§ **TASK INPUT**:
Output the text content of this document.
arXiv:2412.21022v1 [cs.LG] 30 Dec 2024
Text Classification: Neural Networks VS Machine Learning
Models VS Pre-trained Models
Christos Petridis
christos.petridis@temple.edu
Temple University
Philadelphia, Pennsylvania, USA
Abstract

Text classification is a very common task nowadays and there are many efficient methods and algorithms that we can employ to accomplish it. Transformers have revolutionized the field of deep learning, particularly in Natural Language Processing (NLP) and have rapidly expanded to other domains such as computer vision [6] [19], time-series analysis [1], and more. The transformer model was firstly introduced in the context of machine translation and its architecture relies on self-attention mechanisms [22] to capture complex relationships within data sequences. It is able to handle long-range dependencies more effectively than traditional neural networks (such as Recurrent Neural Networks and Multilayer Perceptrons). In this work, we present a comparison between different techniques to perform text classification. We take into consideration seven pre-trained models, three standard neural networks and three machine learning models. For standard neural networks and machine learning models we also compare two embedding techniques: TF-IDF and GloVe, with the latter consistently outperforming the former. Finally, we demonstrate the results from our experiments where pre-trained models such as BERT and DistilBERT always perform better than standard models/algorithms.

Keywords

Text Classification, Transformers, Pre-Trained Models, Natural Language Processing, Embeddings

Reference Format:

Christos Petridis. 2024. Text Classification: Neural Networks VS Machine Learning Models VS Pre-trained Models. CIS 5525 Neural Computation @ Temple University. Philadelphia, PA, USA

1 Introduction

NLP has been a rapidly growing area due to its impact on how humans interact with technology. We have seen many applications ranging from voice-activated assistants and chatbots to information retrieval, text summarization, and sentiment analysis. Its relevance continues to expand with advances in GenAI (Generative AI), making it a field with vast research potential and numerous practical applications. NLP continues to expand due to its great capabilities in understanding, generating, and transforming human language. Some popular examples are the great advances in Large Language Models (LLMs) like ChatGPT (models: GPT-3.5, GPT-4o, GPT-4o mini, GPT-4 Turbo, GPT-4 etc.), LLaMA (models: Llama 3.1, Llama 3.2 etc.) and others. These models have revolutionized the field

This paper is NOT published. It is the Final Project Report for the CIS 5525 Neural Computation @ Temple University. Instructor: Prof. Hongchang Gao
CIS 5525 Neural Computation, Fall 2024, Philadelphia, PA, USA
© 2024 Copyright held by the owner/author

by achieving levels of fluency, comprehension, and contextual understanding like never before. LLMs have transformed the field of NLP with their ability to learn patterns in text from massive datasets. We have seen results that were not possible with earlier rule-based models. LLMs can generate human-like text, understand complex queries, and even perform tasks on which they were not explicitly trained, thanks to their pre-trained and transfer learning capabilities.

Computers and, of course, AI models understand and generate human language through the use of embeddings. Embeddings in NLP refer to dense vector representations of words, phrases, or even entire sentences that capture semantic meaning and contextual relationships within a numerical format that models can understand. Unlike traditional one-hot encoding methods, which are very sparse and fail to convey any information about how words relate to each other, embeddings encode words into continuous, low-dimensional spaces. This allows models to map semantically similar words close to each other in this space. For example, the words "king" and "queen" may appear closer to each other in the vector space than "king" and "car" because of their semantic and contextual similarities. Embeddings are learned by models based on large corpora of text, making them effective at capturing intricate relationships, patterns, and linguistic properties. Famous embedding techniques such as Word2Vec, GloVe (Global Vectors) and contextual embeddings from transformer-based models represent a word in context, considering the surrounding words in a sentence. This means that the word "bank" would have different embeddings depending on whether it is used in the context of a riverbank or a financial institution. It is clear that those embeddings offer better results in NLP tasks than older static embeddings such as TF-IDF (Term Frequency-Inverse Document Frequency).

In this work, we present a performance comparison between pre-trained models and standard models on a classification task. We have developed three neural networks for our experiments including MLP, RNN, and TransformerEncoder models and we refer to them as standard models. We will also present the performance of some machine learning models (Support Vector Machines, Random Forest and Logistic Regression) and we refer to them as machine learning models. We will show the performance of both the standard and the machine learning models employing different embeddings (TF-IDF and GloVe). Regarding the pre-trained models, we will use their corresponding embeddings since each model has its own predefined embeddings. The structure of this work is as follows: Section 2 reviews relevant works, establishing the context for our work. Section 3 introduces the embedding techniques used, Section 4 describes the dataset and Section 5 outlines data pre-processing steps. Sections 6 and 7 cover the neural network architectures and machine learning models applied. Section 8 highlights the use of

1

§ **WRITTEN TASK**:
Pick out every line above that holds the word "based" and copy it.

§ **WRITTEN RESPONSE**:
by achieving levels of fluency, comprehension, and contextual understanding like never before. LLMs have transformed the field of NLP with their ability to learn patterns in text from massive datasets. We have seen results that were not possible with earlier rule-based models. LLMs can generate human-like text, understand complex queries, and even perform tasks on which they were not explicitly trained, thanks to their pre-trained and transfer learning capabilities.
Computers and, of course, AI models understand and generate human language through the use of embeddings. Embeddings in NLP refer to dense vector representations of words, phrases, or even entire sentences that capture semantic meaning and contextual relationships within a numerical format that models can understand. Unlike traditional one-hot encoding methods, which are very sparse and fail to convey any information about how words relate to each other, embeddings encode words into continuous, low-dimensional spaces. This allows models to map semantically similar words close to each other in this space. For example, the words "king" and "queen" may appear closer to each other in the vector space than "king" and "car" because of their semantic and contextual similarities. Embeddings are learned by models based on large corpora of text, making them effective at capturing intricate relationships, patterns, and linguistic properties. Famous embedding techniques such as Word2Vec, GloVe (Global Vectors) and contextual embeddings from transformer-based models represent a word in context, considering the surrounding words in a sentence. This means that the word "bank" would have different embeddings depending on whether it is used in the context of a riverbank or a financial institution. It is clear that those embeddings offer better results in NLP tasks than older static embeddings such as TF-IDF (Term Frequency-Inverse Document Frequency).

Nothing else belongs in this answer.